• _TO BE DONE_
Write out each record again exactly as it stands.

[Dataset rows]
******
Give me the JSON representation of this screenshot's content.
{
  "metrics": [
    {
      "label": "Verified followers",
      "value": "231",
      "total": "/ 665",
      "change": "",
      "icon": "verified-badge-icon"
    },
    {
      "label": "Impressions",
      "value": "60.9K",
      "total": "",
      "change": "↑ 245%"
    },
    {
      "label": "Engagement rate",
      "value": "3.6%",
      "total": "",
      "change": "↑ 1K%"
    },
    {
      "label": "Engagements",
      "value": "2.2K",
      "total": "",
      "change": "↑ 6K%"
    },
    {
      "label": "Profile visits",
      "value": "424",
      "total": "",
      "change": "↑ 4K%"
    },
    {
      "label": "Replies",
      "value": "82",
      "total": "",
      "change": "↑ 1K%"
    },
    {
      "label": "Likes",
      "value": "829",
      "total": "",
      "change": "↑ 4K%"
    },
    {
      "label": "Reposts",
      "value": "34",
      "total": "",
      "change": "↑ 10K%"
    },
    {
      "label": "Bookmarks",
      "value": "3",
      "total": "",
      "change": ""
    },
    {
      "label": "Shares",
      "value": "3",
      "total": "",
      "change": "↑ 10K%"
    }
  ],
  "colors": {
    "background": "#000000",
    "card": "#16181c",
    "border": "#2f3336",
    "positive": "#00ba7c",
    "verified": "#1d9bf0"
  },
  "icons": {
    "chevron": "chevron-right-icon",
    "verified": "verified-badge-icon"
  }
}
******
• _TASK SOLUTION_
Give me the JSON representation of this screenshot's content.
{
  "metrics": [
    {
      "label": "Verified followers",
      "value": "231",
      "total": "/ 665",
      "change": "",
      "icon": "verified-badge-icon"
    },
    {
      "label": "Impressions",
      "value": "60.9K",
      "total": "",
      "change": "↑ 245%"
    },
    {
      "label": "Engagement rate",
      "value": "3.6%",
      "total": "",
      "change": "↑ 1K%"
    },
    {
      "label": "Engagements",
      "value": "2.2K",
      "total": "",
      "change": "↑ 6K%"
    },
    {
      "label": "Profile visits",
      "value": "424",
      "total": "",
      "change": "↑ 4K%"
    },
    {
      "label": "Replies",
      "value": "82",
      "total": "",
      "change": "↑ 1K%"
    },
    {
      "label": "Likes",
      "value": "829",
      "total": "",
      "change": "↑ 4K%"
    },
    {
      "label": "Reposts",
      "value": "34",
      "total": "",
      "change": "↑ 10K%"
    },
    {
      "label": "Bookmarks",
      "value": "3",
      "total": "",
      "change": ""
    },
    {
      "label": "Shares",
      "value": "3",
      "total": "",
      "change": "↑ 10K%"
    }
  ],
  "colors": {
    "background": "#000000",
    "card": "#16181c",
    "border": "#2f3336",
    "positive": "#00ba7c",
    "verified": "#1d9bf0"
  },
  "icons": {
    "chevron": "chevron-right-icon",
    "verified": "verified-badge-icon"
  }
}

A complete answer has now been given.